• _Extracted entries_

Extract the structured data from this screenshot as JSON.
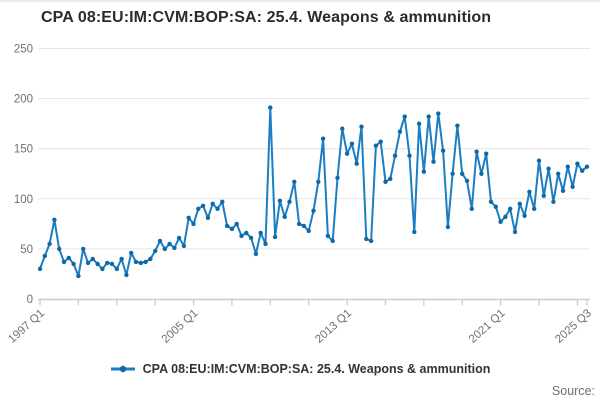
{
  "title": "CPA 08:EU:IM:CVM:BOP:SA: 25.4. Weapons & ammunition",
  "legend": {
    "label": "CPA 08:EU:IM:CVM:BOP:SA: 25.4. Weapons & ammunition"
  },
  "source_label": "Source:",
  "colors": {
    "line": "#1b7dc2",
    "marker": "#0f69a6",
    "grid": "#e6e6e6",
    "axis": "#c6ccda",
    "tick_label": "#707070",
    "title_text": "#2b2b2b",
    "legend_text": "#333333"
  },
  "chart_data": {
    "type": "line",
    "title": "CPA 08:EU:IM:CVM:BOP:SA: 25.4. Weapons & ammunition",
    "xlabel": "",
    "ylabel": "",
    "x_start": "1997 Q1",
    "x_end": "2025 Q3",
    "frequency": "quarterly",
    "ylim": [
      0,
      250
    ],
    "y_ticks": [
      0,
      50,
      100,
      150,
      200,
      250
    ],
    "x_tick_labels": [
      "1997 Q1",
      "2005 Q1",
      "2013 Q1",
      "2021 Q1",
      "2025 Q3"
    ],
    "x_tick_label_indices": [
      0,
      32,
      64,
      96,
      114
    ],
    "minor_tick_every_quarters": 8,
    "grid": "horizontal",
    "legend_position": "bottom",
    "values": [
      30,
      43,
      55,
      79,
      50,
      37,
      41,
      35,
      23,
      50,
      36,
      40,
      35,
      30,
      36,
      35,
      30,
      40,
      24,
      46,
      37,
      36,
      37,
      40,
      48,
      58,
      50,
      55,
      51,
      61,
      53,
      81,
      75,
      90,
      93,
      81,
      95,
      90,
      97,
      73,
      70,
      75,
      63,
      66,
      61,
      45,
      66,
      55,
      191,
      62,
      98,
      82,
      97,
      117,
      75,
      73,
      68,
      88,
      117,
      160,
      63,
      58,
      121,
      170,
      145,
      155,
      135,
      172,
      60,
      58,
      153,
      157,
      117,
      120,
      143,
      167,
      182,
      143,
      67,
      175,
      127,
      182,
      137,
      185,
      148,
      72,
      125,
      173,
      125,
      118,
      90,
      147,
      125,
      145,
      97,
      92,
      77,
      82,
      90,
      67,
      95,
      83,
      107,
      90,
      138,
      103,
      130,
      97,
      125,
      108,
      132,
      112,
      135,
      128,
      132
    ]
  }
}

• _Request_
Leave the pictures out and print the records above exactly as they stand.

• _Complete answer_
Extract the structured data from this screenshot as JSON.
{
  "title": "CPA 08:EU:IM:CVM:BOP:SA: 25.4. Weapons & ammunition",
  "legend": {
    "label": "CPA 08:EU:IM:CVM:BOP:SA: 25.4. Weapons & ammunition"
  },
  "source_label": "Source:",
  "colors": {
    "line": "#1b7dc2",
    "marker": "#0f69a6",
    "grid": "#e6e6e6",
    "axis": "#c6ccda",
    "tick_label": "#707070",
    "title_text": "#2b2b2b",
    "legend_text": "#333333"
  },
  "chart_data": {
    "type": "line",
    "title": "CPA 08:EU:IM:CVM:BOP:SA: 25.4. Weapons & ammunition",
    "xlabel": "",
    "ylabel": "",
    "x_start": "1997 Q1",
    "x_end": "2025 Q3",
    "frequency": "quarterly",
    "ylim": [
      0,
      250
    ],
    "y_ticks": [
      0,
      50,
      100,
      150,
      200,
      250
    ],
    "x_tick_labels": [
      "1997 Q1",
      "2005 Q1",
      "2013 Q1",
      "2021 Q1",
      "2025 Q3"
    ],
    "x_tick_label_indices": [
      0,
      32,
      64,
      96,
      114
    ],
    "minor_tick_every_quarters": 8,
    "grid": "horizontal",
    "legend_position": "bottom",
    "values": [
      30,
      43,
      55,
      79,
      50,
      37,
      41,
      35,
      23,
      50,
      36,
      40,
      35,
      30,
      36,
      35,
      30,
      40,
      24,
      46,
      37,
      36,
      37,
      40,
      48,
      58,
      50,
      55,
      51,
      61,
      53,
      81,
      75,
      90,
      93,
      81,
      95,
      90,
      97,
      73,
      70,
      75,
      63,
      66,
      61,
      45,
      66,
      55,
      191,
      62,
      98,
      82,
      97,
      117,
      75,
      73,
      68,
      88,
      117,
      160,
      63,
      58,
      121,
      170,
      145,
      155,
      135,
      172,
      60,
      58,
      153,
      157,
      117,
      120,
      143,
      167,
      182,
      143,
      67,
      175,
      127,
      182,
      137,
      185,
      148,
      72,
      125,
      173,
      125,
      118,
      90,
      147,
      125,
      145,
      97,
      92,
      77,
      82,
      90,
      67,
      95,
      83,
      107,
      90,
      138,
      103,
      130,
      97,
      125,
      108,
      132,
      112,
      135,
      128,
      132
    ]
  }
}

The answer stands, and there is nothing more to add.